GOAL: Write out the full listing again, exactly as it stands.

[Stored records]
__________________________________________________
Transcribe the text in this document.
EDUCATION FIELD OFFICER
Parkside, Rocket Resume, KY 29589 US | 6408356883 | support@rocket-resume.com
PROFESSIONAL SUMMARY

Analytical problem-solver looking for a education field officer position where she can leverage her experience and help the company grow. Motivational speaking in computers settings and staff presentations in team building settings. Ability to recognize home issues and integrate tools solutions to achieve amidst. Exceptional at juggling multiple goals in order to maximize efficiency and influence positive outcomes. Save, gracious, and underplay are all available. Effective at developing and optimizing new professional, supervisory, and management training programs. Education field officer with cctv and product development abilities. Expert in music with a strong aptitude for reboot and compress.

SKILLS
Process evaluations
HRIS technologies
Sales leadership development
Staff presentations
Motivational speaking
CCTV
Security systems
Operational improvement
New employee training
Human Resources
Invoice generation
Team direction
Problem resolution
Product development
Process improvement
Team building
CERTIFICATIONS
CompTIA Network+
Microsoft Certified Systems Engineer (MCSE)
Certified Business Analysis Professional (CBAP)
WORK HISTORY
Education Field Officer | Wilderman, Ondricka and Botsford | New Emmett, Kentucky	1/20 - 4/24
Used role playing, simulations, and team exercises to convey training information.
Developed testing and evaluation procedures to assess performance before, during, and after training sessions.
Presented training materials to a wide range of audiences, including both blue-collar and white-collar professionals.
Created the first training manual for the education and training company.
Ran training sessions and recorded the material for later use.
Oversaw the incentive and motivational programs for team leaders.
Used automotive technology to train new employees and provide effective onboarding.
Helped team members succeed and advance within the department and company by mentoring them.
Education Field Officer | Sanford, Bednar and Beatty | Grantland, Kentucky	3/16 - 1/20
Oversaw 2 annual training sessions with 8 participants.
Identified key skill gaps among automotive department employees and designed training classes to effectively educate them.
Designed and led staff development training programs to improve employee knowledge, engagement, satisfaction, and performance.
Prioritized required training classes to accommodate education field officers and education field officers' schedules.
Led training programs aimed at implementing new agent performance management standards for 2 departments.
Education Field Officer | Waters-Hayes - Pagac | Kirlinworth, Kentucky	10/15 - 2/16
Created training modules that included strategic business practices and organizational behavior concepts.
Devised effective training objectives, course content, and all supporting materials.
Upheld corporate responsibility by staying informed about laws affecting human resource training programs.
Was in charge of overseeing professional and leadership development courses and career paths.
__________________________________________________
TASK ANSWER:
Transcribe the text in this document.
EDUCATION FIELD OFFICER
Parkside, Rocket Resume, KY 29589 US | 6408356883 | support@rocket-resume.com
PROFESSIONAL SUMMARY

Analytical problem-solver looking for a education field officer position where she can leverage her experience and help the company grow. Motivational speaking in computers settings and staff presentations in team building settings. Ability to recognize home issues and integrate tools solutions to achieve amidst. Exceptional at juggling multiple goals in order to maximize efficiency and influence positive outcomes. Save, gracious, and underplay are all available. Effective at developing and optimizing new professional, supervisory, and management training programs. Education field officer with cctv and product development abilities. Expert in music with a strong aptitude for reboot and compress.

SKILLS
Process evaluations
HRIS technologies
Sales leadership development
Staff presentations
Motivational speaking
CCTV
Security systems
Operational improvement
New employee training
Human Resources
Invoice generation
Team direction
Problem resolution
Product development
Process improvement
Team building
CERTIFICATIONS
CompTIA Network+
Microsoft Certified Systems Engineer (MCSE)
Certified Business Analysis Professional (CBAP)
WORK HISTORY
Education Field Officer | Wilderman, Ondricka and Botsford | New Emmett, Kentucky	1/20 - 4/24
Used role playing, simulations, and team exercises to convey training information.
Developed testing and evaluation procedures to assess performance before, during, and after training sessions.
Presented training materials to a wide range of audiences, including both blue-collar and white-collar professionals.
Created the first training manual for the education and training company.
Ran training sessions and recorded the material for later use.
Oversaw the incentive and motivational programs for team leaders.
Used automotive technology to train new employees and provide effective onboarding.
Helped team members succeed and advance within the department and company by mentoring them.
Education Field Officer | Sanford, Bednar and Beatty | Grantland, Kentucky	3/16 - 1/20
Oversaw 2 annual training sessions with 8 participants.
Identified key skill gaps among automotive department employees and designed training classes to effectively educate them.
Designed and led staff development training programs to improve employee knowledge, engagement, satisfaction, and performance.
Prioritized required training classes to accommodate education field officers and education field officers' schedules.
Led training programs aimed at implementing new agent performance management standards for 2 departments.
Education Field Officer | Waters-Hayes - Pagac | Kirlinworth, Kentucky	10/15 - 2/16
Created training modules that included strategic business practices and organizational behavior concepts.
Devised effective training objectives, course content, and all supporting materials.
Upheld corporate responsibility by staying informed about laws affecting human resource training programs.
Was in charge of overseeing professional and leadership development courses and career paths.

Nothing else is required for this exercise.